Document passage:
After her historic Women's US Open victory, the unconventional sponsorship was drawn further into the spotlight, amongst audiences and publications alike.
Sloane got chocolate milk. Coco got pasta. Emma got Porsche
— john King (@kingkaos3) April 8, 2024
Audiences responded to the novelty, with the perception being that there was almost something iconoclastic or guerrilla about Gauff wearing the logo to one of the sport's most elevated stages.
Not that everyone was such a fan, of course.
New Balance needs to step in and pay Coco whatever Barilla is paying plus a sweetener to get that logo off her on court.
Almost never see Nike or Adidas kits littered with random sponsors. It's diluting NB's whole effort with an athlete who's about to go to another stratosphere.
— Dylan Dittrich (@DylanDittrich) September 8, 2023
The general tone of the reaction suggests that many weren't aware of Federer's previous deal with Barilla, nor their sponsorships with other high-profile athletes, like Michaela Shiffrin.
So why does it work? Why have Barilla diverted so much of their marketing budget towards this one figure?
There's one main reason: the link with health and activity. Pasta is increasingly associated with high-calorie, unhealthy diets. Creating an association between your brand and sports can help shift this association in the minds of audiences. In that sense, a precursor might be Red Bull, who invest in football, motor racing and more.

Tasks for this exercise:
- 1) According to the passage on Barilla's sports sponsorship, what is the one main reason the sponsorship works?
- 2) From the passage on Barilla's sports sponsorship, output exactly the part that begins with the words "After her historic" and ends with the words "most elevated stages.".

Excerpted records:
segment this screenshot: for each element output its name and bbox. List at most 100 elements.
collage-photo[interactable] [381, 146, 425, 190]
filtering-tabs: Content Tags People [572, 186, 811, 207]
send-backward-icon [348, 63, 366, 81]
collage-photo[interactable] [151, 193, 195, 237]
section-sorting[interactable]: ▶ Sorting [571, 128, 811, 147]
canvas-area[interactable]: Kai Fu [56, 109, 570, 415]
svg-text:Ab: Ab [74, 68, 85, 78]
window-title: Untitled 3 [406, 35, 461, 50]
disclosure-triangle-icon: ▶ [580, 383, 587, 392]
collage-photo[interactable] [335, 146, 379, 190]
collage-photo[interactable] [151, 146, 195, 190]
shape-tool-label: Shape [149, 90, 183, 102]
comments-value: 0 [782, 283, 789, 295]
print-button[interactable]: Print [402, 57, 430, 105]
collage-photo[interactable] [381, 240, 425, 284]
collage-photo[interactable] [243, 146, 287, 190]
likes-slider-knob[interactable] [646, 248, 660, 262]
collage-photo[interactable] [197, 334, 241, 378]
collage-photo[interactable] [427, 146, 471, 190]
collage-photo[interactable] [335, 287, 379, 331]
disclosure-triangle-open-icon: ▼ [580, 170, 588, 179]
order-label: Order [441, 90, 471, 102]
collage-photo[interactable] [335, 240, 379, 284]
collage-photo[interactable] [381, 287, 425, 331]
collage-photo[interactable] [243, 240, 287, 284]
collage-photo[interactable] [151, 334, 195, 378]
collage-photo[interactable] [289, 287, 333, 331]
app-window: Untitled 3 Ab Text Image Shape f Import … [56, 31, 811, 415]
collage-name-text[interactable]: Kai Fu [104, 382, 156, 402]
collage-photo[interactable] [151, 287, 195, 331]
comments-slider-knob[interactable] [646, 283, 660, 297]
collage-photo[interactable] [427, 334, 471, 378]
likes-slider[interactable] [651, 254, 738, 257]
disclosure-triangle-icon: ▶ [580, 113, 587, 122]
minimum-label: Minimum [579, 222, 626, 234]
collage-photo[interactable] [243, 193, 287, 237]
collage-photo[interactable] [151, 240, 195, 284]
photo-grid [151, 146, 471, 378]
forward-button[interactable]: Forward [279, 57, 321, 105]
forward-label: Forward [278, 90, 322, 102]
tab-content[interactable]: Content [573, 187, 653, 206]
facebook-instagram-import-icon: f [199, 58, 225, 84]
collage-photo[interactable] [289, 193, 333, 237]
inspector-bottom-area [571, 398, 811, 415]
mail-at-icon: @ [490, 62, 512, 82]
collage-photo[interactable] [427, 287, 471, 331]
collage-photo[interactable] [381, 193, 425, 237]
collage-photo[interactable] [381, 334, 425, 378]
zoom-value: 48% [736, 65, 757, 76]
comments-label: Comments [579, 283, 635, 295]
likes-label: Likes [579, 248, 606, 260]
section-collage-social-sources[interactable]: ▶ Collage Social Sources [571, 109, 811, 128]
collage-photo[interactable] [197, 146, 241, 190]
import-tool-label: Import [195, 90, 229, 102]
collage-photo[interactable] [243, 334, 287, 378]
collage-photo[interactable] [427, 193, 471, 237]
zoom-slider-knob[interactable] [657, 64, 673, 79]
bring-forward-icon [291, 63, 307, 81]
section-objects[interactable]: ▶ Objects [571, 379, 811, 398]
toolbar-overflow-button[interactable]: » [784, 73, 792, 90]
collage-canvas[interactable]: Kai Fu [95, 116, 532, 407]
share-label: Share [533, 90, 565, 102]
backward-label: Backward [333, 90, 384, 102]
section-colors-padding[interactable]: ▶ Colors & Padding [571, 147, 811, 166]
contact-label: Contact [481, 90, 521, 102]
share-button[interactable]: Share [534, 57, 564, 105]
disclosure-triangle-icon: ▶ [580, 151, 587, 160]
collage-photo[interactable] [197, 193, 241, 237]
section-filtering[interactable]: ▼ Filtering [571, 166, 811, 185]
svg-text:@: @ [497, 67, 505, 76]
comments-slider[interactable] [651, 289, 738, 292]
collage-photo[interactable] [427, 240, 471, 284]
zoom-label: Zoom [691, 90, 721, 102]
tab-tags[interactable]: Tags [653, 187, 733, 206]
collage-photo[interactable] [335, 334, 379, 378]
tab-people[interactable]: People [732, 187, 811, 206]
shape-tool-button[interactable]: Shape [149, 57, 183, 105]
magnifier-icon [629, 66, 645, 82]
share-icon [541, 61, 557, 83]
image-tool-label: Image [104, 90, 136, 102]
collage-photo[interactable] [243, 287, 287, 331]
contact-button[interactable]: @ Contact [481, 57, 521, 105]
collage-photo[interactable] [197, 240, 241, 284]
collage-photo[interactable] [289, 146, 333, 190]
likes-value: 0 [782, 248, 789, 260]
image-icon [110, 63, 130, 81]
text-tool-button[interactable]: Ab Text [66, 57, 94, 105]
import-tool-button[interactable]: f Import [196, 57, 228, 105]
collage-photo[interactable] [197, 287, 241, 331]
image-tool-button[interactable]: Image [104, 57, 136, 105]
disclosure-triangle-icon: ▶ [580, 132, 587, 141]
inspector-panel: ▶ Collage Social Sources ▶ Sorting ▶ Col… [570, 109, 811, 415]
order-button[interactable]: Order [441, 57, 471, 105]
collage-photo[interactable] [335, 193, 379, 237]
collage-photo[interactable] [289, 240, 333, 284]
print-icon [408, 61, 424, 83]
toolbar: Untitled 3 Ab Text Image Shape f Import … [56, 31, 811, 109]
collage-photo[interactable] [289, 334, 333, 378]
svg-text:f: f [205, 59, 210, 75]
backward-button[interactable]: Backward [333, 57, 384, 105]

Expected outputs:
- 1) The link with health and activity.

- 2)
After her historic Women's US Open victory, the unconventional sponsorship was drawn further into the spotlight, amongst audiences and publications alike.
Sloane got chocolate milk. Coco got pasta. Emma got Porsche
— john King (@kingkaos3) April 8, 2024
Audiences responded to the novelty, with the perception being that there was almost something iconoclastic or guerrilla about Gauff wearing the logo to one of the sport's most elevated stages.